Source material ->
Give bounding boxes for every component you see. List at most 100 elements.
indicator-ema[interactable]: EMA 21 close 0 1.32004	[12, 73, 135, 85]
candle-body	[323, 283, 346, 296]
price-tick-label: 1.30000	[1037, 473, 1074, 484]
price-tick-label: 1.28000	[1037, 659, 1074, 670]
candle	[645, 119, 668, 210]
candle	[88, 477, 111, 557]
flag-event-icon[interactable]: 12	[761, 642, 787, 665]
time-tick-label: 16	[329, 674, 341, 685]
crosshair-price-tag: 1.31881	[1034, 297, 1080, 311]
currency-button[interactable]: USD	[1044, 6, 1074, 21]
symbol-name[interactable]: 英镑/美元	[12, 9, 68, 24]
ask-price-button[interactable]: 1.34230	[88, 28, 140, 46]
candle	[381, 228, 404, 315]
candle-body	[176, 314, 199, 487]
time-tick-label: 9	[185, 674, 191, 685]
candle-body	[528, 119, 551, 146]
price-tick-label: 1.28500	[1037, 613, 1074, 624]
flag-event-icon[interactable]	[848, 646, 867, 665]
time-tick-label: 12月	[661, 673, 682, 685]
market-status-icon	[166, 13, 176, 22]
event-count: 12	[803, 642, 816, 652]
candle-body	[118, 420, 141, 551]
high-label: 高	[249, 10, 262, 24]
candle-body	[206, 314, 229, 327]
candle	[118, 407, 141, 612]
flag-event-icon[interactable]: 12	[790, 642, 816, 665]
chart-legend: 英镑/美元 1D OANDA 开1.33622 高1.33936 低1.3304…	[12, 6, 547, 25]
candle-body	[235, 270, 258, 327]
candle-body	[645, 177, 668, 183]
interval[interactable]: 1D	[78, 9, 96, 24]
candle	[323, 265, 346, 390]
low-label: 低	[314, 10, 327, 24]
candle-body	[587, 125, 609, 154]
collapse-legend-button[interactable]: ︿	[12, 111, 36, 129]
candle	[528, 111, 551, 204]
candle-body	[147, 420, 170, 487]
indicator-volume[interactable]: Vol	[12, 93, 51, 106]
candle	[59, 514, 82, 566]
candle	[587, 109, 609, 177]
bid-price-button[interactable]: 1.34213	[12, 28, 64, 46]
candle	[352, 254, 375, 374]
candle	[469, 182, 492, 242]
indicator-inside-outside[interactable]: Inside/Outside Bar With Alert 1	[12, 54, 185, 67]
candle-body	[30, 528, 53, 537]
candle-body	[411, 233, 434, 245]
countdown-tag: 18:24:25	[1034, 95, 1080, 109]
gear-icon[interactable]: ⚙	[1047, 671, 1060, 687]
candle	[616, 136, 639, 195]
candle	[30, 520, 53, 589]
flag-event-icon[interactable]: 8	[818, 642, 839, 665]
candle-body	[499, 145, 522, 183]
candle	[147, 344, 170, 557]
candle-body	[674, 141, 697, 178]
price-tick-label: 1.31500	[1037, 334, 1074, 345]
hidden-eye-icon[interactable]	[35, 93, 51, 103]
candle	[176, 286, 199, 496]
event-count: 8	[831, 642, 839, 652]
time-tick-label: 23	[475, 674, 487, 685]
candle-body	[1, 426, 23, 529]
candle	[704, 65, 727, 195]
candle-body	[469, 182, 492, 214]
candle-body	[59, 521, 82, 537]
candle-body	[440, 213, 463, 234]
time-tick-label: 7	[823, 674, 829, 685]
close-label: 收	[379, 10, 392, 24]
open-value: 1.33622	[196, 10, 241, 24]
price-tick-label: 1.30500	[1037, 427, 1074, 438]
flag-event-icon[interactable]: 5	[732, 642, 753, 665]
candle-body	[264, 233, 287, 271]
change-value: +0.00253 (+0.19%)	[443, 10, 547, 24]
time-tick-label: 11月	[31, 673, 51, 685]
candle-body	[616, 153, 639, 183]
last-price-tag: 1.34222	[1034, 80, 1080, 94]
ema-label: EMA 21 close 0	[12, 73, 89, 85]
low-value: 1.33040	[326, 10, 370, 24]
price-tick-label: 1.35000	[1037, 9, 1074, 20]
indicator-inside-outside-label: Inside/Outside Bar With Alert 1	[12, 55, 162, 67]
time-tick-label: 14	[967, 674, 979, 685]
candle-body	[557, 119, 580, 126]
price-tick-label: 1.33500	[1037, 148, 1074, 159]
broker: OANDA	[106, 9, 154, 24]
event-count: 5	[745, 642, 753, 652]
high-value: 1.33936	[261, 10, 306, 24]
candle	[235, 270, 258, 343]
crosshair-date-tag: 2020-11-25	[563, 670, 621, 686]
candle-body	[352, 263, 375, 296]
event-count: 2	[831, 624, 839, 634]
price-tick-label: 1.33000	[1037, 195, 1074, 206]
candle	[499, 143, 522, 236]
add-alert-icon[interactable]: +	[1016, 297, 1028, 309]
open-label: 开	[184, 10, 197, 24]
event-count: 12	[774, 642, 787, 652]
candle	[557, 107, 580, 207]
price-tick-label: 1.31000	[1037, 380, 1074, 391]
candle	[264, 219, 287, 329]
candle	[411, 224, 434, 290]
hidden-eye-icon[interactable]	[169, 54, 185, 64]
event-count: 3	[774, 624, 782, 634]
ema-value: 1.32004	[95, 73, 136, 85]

Problem details ->
Update the data from the start through the line containing "659, 1074, 670]" by replacing "price-tick-label" with "price-axis-label" and leaving everything else unchanged.

Solution for this problem ->
Give bounding boxes for every component you see. List at most 100 elements.
indicator-ema[interactable]: EMA 21 close 0 1.32004	[12, 73, 135, 85]
candle-body	[323, 283, 346, 296]
price-axis-label: 1.30000	[1037, 473, 1074, 484]
price-axis-label: 1.28000	[1037, 659, 1074, 670]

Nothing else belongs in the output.